*Material for this exercise*:
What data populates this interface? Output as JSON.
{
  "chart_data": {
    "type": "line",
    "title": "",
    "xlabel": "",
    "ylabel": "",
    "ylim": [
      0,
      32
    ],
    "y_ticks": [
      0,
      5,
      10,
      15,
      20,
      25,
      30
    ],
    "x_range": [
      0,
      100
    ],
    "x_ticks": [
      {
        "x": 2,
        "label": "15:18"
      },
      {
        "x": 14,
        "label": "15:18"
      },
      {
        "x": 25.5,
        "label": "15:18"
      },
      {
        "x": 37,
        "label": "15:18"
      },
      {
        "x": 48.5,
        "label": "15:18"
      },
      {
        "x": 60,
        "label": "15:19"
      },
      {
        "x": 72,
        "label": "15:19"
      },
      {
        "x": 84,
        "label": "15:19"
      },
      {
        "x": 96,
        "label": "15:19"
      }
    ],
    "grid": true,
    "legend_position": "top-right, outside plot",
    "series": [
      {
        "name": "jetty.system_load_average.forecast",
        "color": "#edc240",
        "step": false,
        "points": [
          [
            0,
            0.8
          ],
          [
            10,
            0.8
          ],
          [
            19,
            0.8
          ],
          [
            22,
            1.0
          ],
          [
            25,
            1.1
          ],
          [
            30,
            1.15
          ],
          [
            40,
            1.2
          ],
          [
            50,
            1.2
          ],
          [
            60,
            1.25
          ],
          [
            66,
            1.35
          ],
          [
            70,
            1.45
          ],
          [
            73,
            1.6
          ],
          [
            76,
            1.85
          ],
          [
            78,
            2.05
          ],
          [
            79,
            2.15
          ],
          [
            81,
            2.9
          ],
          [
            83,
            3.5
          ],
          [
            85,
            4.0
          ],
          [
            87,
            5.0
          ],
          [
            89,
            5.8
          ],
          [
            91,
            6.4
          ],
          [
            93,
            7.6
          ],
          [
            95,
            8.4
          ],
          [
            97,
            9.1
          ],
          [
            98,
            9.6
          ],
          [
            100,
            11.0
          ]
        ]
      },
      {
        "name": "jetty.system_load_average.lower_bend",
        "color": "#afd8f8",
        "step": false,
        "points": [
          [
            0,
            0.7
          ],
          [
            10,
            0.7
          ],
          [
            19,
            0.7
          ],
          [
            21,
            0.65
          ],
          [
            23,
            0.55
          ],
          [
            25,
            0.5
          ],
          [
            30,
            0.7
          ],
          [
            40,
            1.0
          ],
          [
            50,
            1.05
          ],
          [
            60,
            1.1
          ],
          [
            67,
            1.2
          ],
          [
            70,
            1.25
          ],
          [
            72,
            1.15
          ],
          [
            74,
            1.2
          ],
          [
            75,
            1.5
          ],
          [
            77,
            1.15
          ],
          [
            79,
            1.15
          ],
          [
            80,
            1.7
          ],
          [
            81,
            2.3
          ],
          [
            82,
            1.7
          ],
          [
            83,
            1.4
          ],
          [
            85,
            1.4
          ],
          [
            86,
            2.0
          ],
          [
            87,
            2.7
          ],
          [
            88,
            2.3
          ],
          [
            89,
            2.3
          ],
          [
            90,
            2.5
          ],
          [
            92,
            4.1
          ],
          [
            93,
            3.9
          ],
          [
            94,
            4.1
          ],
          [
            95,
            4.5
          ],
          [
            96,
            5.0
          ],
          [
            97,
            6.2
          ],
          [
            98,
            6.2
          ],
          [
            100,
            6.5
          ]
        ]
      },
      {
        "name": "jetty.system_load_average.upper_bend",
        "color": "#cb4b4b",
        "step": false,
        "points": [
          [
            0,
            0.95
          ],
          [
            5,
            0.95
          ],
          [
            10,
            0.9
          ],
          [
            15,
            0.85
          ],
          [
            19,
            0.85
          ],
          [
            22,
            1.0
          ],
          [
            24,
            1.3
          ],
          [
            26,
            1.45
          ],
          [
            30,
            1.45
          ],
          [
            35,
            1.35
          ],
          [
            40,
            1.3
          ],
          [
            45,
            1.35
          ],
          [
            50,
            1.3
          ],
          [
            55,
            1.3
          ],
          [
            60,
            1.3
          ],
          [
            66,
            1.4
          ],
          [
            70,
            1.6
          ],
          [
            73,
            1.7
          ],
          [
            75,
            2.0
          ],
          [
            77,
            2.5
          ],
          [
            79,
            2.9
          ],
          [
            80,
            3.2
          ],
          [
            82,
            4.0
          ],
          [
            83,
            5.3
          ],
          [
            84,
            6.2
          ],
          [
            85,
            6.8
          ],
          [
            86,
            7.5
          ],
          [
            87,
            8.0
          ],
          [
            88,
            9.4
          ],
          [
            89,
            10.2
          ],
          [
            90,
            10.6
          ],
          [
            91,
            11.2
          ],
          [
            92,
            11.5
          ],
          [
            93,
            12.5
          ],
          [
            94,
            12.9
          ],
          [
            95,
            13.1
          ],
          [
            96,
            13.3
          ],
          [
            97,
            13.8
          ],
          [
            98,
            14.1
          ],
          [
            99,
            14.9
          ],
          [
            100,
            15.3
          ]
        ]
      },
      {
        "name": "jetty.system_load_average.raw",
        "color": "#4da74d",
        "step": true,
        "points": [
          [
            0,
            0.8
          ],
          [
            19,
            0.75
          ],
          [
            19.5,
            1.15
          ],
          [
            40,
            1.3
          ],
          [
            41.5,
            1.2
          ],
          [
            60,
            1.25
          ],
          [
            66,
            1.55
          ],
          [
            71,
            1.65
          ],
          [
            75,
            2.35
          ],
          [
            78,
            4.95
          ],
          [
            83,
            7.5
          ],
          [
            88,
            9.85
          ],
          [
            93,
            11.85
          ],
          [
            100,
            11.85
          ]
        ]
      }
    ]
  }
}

*Stated goal*: Transcribe all of the lines in the records precisely.

*Full solution*:
What data populates this interface? Output as JSON.
{
  "chart_data": {
    "type": "line",
    "title": "",
    "xlabel": "",
    "ylabel": "",
    "ylim": [
      0,
      32
    ],
    "y_ticks": [
      0,
      5,
      10,
      15,
      20,
      25,
      30
    ],
    "x_range": [
      0,
      100
    ],
    "x_ticks": [
      {
        "x": 2,
        "label": "15:18"
      },
      {
        "x": 14,
        "label": "15:18"
      },
      {
        "x": 25.5,
        "label": "15:18"
      },
      {
        "x": 37,
        "label": "15:18"
      },
      {
        "x": 48.5,
        "label": "15:18"
      },
      {
        "x": 60,
        "label": "15:19"
      },
      {
        "x": 72,
        "label": "15:19"
      },
      {
        "x": 84,
        "label": "15:19"
      },
      {
        "x": 96,
        "label": "15:19"
      }
    ],
    "grid": true,
    "legend_position": "top-right, outside plot",
    "series": [
      {
        "name": "jetty.system_load_average.forecast",
        "color": "#edc240",
        "step": false,
        "points": [
          [
            0,
            0.8
          ],
          [
            10,
            0.8
          ],
          [
            19,
            0.8
          ],
          [
            22,
            1.0
          ],
          [
            25,
            1.1
          ],
          [
            30,
            1.15
          ],
          [
            40,
            1.2
          ],
          [
            50,
            1.2
          ],
          [
            60,
            1.25
          ],
          [
            66,
            1.35
          ],
          [
            70,
            1.45
          ],
          [
            73,
            1.6
          ],
          [
            76,
            1.85
          ],
          [
            78,
            2.05
          ],
          [
            79,
            2.15
          ],
          [
            81,
            2.9
          ],
          [
            83,
            3.5
          ],
          [
            85,
            4.0
          ],
          [
            87,
            5.0
          ],
          [
            89,
            5.8
          ],
          [
            91,
            6.4
          ],
          [
            93,
            7.6
          ],
          [
            95,
            8.4
          ],
          [
            97,
            9.1
          ],
          [
            98,
            9.6
          ],
          [
            100,
            11.0
          ]
        ]
      },
      {
        "name": "jetty.system_load_average.lower_bend",
        "color": "#afd8f8",
        "step": false,
        "points": [
          [
            0,
            0.7
          ],
          [
            10,
            0.7
          ],
          [
            19,
            0.7
          ],
          [
            21,
            0.65
          ],
          [
            23,
            0.55
          ],
          [
            25,
            0.5
          ],
          [
            30,
            0.7
          ],
          [
            40,
            1.0
          ],
          [
            50,
            1.05
          ],
          [
            60,
            1.1
          ],
          [
            67,
            1.2
          ],
          [
            70,
            1.25
          ],
          [
            72,
            1.15
          ],
          [
            74,
            1.2
          ],
          [
            75,
            1.5
          ],
          [
            77,
            1.15
          ],
          [
            79,
            1.15
          ],
          [
            80,
            1.7
          ],
          [
            81,
            2.3
          ],
          [
            82,
            1.7
          ],
          [
            83,
            1.4
          ],
          [
            85,
            1.4
          ],
          [
            86,
            2.0
          ],
          [
            87,
            2.7
          ],
          [
            88,
            2.3
          ],
          [
            89,
            2.3
          ],
          [
            90,
            2.5
          ],
          [
            92,
            4.1
          ],
          [
            93,
            3.9
          ],
          [
            94,
            4.1
          ],
          [
            95,
            4.5
          ],
          [
            96,
            5.0
          ],
          [
            97,
            6.2
          ],
          [
            98,
            6.2
          ],
          [
            100,
            6.5
          ]
        ]
      },
      {
        "name": "jetty.system_load_average.upper_bend",
        "color": "#cb4b4b",
        "step": false,
        "points": [
          [
            0,
            0.95
          ],
          [
            5,
            0.95
          ],
          [
            10,
            0.9
          ],
          [
            15,
            0.85
          ],
          [
            19,
            0.85
          ],
          [
            22,
            1.0
          ],
          [
            24,
            1.3
          ],
          [
            26,
            1.45
          ],
          [
            30,
            1.45
          ],
          [
            35,
            1.35
          ],
          [
            40,
            1.3
          ],
          [
            45,
            1.35
          ],
          [
            50,
            1.3
          ],
          [
            55,
            1.3
          ],
          [
            60,
            1.3
          ],
          [
            66,
            1.4
          ],
          [
            70,
            1.6
          ],
          [
            73,
            1.7
          ],
          [
            75,
            2.0
          ],
          [
            77,
            2.5
          ],
          [
            79,
            2.9
          ],
          [
            80,
            3.2
          ],
          [
            82,
            4.0
          ],
          [
            83,
            5.3
          ],
          [
            84,
            6.2
          ],
          [
            85,
            6.8
          ],
          [
            86,
            7.5
          ],
          [
            87,
            8.0
          ],
          [
            88,
            9.4
          ],
          [
            89,
            10.2
          ],
          [
            90,
            10.6
          ],
          [
            91,
            11.2
          ],
          [
            92,
            11.5
          ],
          [
            93,
            12.5
          ],
          [
            94,
            12.9
          ],
          [
            95,
            13.1
          ],
          [
            96,
            13.3
          ],
          [
            97,
            13.8
          ],
          [
            98,
            14.1
          ],
          [
            99,
            14.9
          ],
          [
            100,
            15.3
          ]
        ]
      },
      {
        "name": "jetty.system_load_average.raw",
        "color": "#4da74d",
        "step": true,
        "points": [
          [
            0,
            0.8
          ],
          [
            19,
            0.75
          ],
          [
            19.5,
            1.15
          ],
          [
            40,
            1.3
          ],
          [
            41.5,
            1.2
          ],
          [
            60,
            1.25
          ],
          [
            66,
            1.55
          ],
          [
            71,
            1.65
          ],
          [
            75,
            2.35
          ],
          [
            78,
            4.95
          ],
          [
            83,
            7.5
          ],
          [
            88,
            9.85
          ],
          [
            93,
            11.85
          ],
          [
            100,
            11.85
          ]
        ]
      }
    ]
  }
}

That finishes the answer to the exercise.